**Exercise**
Find each line containing the string "color" and return it.

**Source records**

--- Start ---

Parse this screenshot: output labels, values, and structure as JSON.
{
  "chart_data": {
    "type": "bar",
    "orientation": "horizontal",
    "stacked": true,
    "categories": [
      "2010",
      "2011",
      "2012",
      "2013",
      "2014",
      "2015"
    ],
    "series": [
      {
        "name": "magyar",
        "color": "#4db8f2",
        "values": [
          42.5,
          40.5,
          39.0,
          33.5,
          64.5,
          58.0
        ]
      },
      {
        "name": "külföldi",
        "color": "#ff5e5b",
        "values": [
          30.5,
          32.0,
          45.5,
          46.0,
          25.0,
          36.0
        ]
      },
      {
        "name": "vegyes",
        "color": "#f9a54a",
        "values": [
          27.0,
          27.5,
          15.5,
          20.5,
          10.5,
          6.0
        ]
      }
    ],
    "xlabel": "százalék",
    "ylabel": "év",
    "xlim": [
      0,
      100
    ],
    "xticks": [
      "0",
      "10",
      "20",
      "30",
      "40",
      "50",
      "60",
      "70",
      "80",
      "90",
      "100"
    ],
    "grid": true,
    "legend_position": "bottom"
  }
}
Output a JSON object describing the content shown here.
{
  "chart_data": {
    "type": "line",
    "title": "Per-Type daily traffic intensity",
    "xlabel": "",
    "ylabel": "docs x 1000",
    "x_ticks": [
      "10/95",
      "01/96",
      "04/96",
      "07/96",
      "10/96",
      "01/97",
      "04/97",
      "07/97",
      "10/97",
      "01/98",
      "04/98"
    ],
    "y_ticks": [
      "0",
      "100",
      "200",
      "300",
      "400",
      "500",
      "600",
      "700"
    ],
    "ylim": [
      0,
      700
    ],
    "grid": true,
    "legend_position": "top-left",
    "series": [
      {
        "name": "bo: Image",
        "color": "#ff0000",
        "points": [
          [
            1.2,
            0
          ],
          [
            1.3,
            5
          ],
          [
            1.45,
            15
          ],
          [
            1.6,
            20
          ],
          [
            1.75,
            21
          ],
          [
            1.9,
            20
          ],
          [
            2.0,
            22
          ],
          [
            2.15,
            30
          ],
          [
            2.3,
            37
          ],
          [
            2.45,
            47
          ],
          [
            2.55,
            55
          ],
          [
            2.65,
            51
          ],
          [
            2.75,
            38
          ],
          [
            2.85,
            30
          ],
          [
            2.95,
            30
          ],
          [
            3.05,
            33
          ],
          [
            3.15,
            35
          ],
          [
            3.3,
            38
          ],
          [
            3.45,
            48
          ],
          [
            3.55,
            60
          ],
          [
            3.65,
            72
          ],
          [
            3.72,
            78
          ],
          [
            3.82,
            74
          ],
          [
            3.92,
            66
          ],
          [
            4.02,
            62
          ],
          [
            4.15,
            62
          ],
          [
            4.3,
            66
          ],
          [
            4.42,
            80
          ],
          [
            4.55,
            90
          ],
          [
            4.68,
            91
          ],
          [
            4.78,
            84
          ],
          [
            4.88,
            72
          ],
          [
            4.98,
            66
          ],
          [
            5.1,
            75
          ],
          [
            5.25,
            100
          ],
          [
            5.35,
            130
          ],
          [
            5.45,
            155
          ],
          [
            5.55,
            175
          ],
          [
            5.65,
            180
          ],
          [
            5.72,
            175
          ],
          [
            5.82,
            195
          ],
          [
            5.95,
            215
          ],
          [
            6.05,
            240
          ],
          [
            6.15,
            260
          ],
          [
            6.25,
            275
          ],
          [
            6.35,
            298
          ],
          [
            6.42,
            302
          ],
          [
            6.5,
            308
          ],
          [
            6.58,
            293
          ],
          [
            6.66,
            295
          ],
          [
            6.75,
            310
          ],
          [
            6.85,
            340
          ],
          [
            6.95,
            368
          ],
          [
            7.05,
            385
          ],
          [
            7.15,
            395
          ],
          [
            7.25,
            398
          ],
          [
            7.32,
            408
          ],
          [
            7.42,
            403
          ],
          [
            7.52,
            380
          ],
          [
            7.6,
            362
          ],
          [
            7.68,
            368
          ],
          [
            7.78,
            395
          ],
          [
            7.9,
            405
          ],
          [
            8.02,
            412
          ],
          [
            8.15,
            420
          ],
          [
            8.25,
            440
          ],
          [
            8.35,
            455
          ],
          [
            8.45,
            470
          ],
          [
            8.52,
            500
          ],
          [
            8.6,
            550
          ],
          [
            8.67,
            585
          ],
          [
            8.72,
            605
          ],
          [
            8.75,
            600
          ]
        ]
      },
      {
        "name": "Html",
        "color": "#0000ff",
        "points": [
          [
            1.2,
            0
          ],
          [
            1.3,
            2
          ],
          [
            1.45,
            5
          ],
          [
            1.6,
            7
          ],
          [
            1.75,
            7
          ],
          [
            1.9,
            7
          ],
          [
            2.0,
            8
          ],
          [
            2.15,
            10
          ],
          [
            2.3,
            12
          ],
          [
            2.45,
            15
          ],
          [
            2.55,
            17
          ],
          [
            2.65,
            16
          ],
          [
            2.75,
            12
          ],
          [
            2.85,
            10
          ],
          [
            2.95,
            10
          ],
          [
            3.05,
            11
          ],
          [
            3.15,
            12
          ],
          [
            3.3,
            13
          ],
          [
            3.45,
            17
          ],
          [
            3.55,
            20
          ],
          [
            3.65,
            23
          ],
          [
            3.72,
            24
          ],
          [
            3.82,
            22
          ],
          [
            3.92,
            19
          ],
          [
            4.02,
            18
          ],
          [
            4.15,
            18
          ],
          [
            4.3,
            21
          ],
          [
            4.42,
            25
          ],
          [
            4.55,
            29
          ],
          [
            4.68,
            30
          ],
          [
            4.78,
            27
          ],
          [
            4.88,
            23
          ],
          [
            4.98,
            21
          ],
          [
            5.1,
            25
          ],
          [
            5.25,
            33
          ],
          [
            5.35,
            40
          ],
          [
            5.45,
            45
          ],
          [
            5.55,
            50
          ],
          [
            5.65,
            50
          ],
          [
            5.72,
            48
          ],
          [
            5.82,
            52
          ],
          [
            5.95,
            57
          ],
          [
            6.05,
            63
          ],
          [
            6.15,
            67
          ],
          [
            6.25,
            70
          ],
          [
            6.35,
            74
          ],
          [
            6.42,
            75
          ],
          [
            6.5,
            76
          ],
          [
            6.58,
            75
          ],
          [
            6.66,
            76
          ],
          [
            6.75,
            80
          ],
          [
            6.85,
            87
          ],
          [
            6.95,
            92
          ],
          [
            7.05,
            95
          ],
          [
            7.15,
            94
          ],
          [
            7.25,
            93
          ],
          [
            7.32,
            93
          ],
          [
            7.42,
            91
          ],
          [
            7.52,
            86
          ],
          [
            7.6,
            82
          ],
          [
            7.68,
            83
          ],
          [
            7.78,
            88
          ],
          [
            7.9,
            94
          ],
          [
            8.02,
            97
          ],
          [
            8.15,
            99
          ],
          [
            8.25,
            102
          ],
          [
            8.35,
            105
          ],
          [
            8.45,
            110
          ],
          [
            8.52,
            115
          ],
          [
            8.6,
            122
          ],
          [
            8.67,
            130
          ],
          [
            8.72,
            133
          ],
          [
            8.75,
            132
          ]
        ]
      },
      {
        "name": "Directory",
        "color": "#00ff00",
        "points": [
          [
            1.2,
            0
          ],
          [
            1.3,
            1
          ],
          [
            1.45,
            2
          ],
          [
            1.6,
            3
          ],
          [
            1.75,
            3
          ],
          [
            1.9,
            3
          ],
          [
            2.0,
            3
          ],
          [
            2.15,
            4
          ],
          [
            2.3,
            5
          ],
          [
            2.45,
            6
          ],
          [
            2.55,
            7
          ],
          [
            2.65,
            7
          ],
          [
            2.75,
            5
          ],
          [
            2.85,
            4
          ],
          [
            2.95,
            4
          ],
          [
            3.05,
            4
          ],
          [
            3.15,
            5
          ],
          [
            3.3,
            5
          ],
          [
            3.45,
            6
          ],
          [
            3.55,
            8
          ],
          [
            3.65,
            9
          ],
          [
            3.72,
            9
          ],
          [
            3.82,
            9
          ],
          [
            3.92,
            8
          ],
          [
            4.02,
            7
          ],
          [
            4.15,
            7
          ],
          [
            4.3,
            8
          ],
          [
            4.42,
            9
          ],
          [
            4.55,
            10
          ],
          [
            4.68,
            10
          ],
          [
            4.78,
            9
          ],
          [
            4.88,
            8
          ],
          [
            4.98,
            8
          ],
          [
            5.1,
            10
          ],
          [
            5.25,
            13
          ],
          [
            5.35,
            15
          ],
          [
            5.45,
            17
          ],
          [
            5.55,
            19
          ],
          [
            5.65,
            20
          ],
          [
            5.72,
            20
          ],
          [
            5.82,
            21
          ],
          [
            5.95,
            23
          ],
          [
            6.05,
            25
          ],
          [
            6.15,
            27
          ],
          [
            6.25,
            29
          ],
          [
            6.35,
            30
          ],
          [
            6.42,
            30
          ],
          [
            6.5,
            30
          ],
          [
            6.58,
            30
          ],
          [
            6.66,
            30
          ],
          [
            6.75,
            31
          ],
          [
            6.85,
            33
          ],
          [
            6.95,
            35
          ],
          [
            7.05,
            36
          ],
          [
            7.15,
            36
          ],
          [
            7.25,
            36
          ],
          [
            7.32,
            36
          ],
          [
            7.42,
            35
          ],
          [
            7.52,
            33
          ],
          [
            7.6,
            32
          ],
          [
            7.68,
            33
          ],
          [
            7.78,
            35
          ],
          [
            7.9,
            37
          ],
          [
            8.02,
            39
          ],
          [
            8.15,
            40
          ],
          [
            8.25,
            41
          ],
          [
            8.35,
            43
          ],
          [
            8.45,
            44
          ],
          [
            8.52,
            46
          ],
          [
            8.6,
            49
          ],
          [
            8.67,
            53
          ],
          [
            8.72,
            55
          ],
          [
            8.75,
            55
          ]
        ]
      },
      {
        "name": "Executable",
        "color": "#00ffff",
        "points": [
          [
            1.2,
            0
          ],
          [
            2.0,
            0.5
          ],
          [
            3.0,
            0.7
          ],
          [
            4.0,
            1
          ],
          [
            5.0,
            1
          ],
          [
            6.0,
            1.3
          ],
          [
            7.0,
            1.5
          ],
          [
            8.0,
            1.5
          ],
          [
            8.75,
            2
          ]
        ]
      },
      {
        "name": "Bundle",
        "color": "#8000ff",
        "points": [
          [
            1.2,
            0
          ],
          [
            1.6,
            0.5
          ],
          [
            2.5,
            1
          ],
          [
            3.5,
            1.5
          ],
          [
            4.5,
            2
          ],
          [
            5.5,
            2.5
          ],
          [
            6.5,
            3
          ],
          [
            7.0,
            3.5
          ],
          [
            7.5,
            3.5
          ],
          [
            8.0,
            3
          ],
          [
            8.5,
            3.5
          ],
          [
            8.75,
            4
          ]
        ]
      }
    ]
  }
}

--- End ---

**Problem solution**
        "color": "#4db8f2",
        "color": "#ff5e5b",
        "color": "#f9a54a",
        "color": "#ff0000",
        "color": "#0000ff",
        "color": "#00ff00",
        "color": "#00ffff",
        "color": "#8000ff",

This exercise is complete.